Only the lines from the line holding "Read out every word on this page." through the final line of the entries below are to be returned, exactly as they stand.

________________________

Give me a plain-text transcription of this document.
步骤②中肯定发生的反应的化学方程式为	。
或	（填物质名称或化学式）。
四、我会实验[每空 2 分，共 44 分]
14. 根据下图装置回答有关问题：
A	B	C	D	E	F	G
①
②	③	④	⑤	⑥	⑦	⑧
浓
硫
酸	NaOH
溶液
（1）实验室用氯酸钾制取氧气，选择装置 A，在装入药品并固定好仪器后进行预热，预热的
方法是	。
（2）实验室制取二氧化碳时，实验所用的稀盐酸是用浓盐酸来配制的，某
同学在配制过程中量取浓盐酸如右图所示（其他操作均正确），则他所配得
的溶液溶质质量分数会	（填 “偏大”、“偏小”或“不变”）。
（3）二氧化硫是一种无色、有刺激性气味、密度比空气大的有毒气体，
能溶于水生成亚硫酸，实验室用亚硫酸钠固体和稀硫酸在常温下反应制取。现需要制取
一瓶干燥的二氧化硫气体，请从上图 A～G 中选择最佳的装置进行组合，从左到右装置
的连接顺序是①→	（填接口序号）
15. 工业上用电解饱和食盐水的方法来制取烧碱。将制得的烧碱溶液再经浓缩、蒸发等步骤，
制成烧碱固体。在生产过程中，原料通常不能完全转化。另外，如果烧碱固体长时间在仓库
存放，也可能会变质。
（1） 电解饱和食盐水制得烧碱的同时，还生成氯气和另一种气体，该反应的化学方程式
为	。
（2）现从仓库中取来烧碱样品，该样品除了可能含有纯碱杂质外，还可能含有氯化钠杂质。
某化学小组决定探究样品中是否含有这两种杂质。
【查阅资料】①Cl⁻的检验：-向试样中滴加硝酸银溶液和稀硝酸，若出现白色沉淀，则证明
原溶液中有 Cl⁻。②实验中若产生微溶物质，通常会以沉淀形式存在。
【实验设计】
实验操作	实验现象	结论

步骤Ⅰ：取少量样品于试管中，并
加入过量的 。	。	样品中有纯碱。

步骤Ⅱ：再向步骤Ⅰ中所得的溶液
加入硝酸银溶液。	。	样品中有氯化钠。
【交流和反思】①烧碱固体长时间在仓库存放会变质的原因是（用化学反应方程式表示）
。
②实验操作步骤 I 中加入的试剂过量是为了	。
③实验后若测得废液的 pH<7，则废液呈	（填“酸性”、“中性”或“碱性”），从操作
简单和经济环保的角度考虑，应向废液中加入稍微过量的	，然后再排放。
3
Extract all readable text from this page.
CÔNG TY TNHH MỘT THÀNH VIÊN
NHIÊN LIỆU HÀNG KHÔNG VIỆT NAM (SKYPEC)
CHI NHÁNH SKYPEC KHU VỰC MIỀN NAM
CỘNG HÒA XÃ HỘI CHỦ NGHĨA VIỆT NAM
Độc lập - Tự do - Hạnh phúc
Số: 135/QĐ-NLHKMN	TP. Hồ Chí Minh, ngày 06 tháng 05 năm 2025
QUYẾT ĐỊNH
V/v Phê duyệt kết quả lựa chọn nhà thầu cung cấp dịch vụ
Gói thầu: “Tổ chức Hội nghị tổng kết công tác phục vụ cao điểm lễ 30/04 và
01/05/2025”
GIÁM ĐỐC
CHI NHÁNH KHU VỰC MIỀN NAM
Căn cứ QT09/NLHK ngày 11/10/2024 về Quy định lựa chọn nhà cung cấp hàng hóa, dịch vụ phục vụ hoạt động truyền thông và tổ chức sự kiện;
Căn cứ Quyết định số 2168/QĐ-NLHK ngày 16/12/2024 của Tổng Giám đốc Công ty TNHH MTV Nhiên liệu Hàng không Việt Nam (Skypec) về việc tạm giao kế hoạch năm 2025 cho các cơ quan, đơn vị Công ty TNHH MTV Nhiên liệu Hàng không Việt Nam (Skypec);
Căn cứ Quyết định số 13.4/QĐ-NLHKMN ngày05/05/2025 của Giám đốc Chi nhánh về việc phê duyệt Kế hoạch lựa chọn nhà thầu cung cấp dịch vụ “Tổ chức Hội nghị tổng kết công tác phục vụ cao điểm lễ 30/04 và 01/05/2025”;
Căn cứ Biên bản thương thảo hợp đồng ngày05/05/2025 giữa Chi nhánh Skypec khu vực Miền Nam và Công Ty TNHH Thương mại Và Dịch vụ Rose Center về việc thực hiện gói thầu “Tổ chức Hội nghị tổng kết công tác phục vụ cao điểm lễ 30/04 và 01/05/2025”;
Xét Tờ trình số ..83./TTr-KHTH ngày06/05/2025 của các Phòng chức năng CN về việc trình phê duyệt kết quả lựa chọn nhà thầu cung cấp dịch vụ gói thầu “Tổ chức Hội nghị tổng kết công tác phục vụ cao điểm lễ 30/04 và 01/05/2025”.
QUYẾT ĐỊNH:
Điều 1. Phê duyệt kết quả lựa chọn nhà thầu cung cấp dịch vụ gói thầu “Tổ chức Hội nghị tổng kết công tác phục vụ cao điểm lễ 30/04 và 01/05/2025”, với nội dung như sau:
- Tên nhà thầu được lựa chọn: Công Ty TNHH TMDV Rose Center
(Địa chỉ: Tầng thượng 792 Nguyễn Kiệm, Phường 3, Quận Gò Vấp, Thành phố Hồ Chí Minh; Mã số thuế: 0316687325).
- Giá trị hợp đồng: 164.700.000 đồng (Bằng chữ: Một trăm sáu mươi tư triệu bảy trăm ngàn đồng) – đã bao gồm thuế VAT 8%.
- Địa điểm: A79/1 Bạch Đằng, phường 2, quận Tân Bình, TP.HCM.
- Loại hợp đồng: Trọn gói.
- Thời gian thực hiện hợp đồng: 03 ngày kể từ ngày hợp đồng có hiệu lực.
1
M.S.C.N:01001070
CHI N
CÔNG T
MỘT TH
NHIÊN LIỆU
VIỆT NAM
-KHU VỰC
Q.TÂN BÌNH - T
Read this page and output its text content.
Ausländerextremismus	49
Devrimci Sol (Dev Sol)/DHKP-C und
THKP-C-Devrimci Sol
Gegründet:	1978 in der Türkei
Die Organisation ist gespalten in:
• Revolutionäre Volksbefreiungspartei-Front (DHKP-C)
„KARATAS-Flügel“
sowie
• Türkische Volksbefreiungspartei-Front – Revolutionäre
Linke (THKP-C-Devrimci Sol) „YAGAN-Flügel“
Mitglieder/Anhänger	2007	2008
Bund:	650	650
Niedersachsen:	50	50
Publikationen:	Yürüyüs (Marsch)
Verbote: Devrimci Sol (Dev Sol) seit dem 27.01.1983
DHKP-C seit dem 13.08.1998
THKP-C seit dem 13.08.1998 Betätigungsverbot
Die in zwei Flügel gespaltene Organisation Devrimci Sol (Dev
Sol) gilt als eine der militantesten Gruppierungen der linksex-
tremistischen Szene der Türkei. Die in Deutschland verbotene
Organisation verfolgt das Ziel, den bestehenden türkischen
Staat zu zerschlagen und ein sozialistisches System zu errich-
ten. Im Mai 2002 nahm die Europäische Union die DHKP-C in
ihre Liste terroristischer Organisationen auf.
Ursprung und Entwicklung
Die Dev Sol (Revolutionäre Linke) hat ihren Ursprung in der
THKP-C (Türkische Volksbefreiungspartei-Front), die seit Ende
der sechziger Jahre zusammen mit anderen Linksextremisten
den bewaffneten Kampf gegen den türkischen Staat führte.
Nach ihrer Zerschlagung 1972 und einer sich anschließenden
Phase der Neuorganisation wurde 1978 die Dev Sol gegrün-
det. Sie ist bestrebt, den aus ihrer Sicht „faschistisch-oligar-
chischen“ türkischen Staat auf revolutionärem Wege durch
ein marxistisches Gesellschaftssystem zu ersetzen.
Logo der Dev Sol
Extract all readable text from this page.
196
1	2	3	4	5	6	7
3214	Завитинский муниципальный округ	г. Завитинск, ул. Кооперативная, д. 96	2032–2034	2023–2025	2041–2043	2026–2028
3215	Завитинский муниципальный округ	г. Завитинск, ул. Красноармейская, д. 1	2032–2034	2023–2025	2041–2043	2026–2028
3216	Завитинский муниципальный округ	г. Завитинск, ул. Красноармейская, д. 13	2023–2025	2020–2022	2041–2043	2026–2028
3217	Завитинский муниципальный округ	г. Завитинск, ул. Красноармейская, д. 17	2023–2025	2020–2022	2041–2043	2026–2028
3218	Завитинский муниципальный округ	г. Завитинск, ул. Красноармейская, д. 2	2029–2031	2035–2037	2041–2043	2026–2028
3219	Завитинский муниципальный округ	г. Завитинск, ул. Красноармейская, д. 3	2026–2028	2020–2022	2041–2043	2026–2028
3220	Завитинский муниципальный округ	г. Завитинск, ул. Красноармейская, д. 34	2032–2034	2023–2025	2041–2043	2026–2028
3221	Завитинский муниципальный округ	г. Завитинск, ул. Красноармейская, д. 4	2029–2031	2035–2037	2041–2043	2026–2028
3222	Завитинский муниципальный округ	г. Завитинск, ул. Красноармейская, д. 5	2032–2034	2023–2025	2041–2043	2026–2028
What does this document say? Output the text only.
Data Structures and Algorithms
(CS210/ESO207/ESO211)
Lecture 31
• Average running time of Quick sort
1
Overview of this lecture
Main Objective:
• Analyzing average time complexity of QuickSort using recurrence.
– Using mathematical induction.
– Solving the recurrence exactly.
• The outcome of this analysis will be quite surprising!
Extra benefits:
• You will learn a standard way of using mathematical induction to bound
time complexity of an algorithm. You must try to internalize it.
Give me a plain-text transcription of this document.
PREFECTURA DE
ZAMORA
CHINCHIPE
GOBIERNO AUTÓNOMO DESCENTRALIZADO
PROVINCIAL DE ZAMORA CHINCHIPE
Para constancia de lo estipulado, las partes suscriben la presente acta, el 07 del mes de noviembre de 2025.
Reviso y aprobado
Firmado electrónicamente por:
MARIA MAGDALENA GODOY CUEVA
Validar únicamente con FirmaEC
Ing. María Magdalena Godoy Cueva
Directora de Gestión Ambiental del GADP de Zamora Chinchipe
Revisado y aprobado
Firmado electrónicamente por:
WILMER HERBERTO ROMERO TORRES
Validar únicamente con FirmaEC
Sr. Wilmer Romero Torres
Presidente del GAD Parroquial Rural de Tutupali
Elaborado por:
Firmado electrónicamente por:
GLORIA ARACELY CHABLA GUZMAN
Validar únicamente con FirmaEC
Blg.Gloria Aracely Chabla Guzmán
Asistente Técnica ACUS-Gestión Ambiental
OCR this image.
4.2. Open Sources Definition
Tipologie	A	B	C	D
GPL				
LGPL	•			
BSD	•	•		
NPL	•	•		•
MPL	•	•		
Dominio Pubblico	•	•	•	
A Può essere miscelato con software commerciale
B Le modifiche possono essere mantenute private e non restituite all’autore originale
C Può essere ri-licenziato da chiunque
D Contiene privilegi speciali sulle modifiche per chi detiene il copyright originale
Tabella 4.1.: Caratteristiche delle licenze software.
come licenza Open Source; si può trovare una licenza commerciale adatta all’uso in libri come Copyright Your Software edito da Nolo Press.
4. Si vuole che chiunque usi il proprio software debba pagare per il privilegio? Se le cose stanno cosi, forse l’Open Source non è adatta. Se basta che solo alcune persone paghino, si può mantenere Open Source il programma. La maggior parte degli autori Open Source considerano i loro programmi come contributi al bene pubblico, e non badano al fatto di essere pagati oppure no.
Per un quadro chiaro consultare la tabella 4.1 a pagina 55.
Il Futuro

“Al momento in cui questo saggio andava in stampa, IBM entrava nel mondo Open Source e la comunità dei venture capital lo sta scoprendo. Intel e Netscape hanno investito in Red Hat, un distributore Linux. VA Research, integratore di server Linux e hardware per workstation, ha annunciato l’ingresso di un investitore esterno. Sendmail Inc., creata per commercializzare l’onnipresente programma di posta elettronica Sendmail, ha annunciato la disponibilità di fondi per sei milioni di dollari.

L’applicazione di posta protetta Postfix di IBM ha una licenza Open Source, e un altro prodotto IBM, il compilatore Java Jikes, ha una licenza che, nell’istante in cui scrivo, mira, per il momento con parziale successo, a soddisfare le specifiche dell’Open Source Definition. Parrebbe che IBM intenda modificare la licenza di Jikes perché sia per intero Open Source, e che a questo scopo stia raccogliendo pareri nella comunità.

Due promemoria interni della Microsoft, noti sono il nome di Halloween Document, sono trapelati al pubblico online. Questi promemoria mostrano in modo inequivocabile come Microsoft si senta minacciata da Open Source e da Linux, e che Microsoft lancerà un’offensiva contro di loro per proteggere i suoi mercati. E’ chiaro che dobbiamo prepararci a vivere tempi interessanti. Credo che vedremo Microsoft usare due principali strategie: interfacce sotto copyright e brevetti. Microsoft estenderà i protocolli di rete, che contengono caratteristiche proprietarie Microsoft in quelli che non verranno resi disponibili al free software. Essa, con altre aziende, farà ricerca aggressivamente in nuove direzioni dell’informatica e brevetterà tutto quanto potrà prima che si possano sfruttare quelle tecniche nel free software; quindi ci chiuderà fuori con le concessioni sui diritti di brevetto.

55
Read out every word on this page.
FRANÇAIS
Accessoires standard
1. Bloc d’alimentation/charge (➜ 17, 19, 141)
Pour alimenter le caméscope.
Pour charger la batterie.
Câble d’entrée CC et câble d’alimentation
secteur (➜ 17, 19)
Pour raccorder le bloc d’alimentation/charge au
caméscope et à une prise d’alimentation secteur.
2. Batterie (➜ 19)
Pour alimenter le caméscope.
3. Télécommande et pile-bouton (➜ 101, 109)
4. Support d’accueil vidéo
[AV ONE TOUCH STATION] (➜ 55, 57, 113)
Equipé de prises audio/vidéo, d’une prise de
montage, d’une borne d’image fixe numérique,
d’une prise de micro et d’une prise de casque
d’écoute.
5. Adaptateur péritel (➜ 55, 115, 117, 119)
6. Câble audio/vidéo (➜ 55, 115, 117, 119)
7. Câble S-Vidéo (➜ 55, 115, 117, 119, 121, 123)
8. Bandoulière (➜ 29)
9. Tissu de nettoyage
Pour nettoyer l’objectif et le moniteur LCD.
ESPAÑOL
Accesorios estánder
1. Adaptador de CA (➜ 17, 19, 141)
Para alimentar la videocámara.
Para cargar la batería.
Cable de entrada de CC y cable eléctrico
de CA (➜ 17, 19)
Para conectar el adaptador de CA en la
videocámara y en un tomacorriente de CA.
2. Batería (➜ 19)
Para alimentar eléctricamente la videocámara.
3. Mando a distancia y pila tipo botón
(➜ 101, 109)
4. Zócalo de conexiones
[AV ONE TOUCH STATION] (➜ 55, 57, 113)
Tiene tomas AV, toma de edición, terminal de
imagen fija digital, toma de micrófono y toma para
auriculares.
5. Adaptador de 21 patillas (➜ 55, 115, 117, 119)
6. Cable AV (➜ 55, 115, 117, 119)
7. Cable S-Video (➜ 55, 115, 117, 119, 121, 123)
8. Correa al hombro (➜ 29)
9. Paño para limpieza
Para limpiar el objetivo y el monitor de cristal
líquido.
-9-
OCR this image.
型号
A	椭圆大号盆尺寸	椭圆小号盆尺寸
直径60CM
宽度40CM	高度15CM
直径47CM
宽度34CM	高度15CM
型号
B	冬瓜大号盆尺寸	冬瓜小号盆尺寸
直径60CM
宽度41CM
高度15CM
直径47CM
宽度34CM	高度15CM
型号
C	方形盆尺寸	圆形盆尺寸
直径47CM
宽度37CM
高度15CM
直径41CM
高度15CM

________________________

### Task answer
Read out every word on this page.
FRANÇAIS
Accessoires standard
1. Bloc d’alimentation/charge (➜ 17, 19, 141)
Pour alimenter le caméscope.
Pour charger la batterie.
Câble d’entrée CC et câble d’alimentation
secteur (➜ 17, 19)
Pour raccorder le bloc d’alimentation/charge au
caméscope et à une prise d’alimentation secteur.
2. Batterie (➜ 19)
Pour alimenter le caméscope.
3. Télécommande et pile-bouton (➜ 101, 109)
4. Support d’accueil vidéo
[AV ONE TOUCH STATION] (➜ 55, 57, 113)
Equipé de prises audio/vidéo, d’une prise de
montage, d’une borne d’image fixe numérique,
d’une prise de micro et d’une prise de casque
d’écoute.
5. Adaptateur péritel (➜ 55, 115, 117, 119)
6. Câble audio/vidéo (➜ 55, 115, 117, 119)
7. Câble S-Vidéo (➜ 55, 115, 117, 119, 121, 123)
8. Bandoulière (➜ 29)
9. Tissu de nettoyage
Pour nettoyer l’objectif et le moniteur LCD.
ESPAÑOL
Accesorios estánder
1. Adaptador de CA (➜ 17, 19, 141)
Para alimentar la videocámara.
Para cargar la batería.
Cable de entrada de CC y cable eléctrico
de CA (➜ 17, 19)
Para conectar el adaptador de CA en la
videocámara y en un tomacorriente de CA.
2. Batería (➜ 19)
Para alimentar eléctricamente la videocámara.
3. Mando a distancia y pila tipo botón
(➜ 101, 109)
4. Zócalo de conexiones
[AV ONE TOUCH STATION] (➜ 55, 57, 113)
Tiene tomas AV, toma de edición, terminal de
imagen fija digital, toma de micrófono y toma para
auriculares.
5. Adaptador de 21 patillas (➜ 55, 115, 117, 119)
6. Cable AV (➜ 55, 115, 117, 119)
7. Cable S-Video (➜ 55, 115, 117, 119, 121, 123)
8. Correa al hombro (➜ 29)
9. Paño para limpieza
Para limpiar el objetivo y el monitor de cristal
líquido.
-9-
OCR this image.
型号
A	椭圆大号盆尺寸	椭圆小号盆尺寸
直径60CM
宽度40CM	高度15CM
直径47CM
宽度34CM	高度15CM
型号
B	冬瓜大号盆尺寸	冬瓜小号盆尺寸
直径60CM
宽度41CM
高度15CM
直径47CM
宽度34CM	高度15CM
型号
C	方形盆尺寸	圆形盆尺寸
直径47CM
宽度37CM
高度15CM
直径41CM
高度15CM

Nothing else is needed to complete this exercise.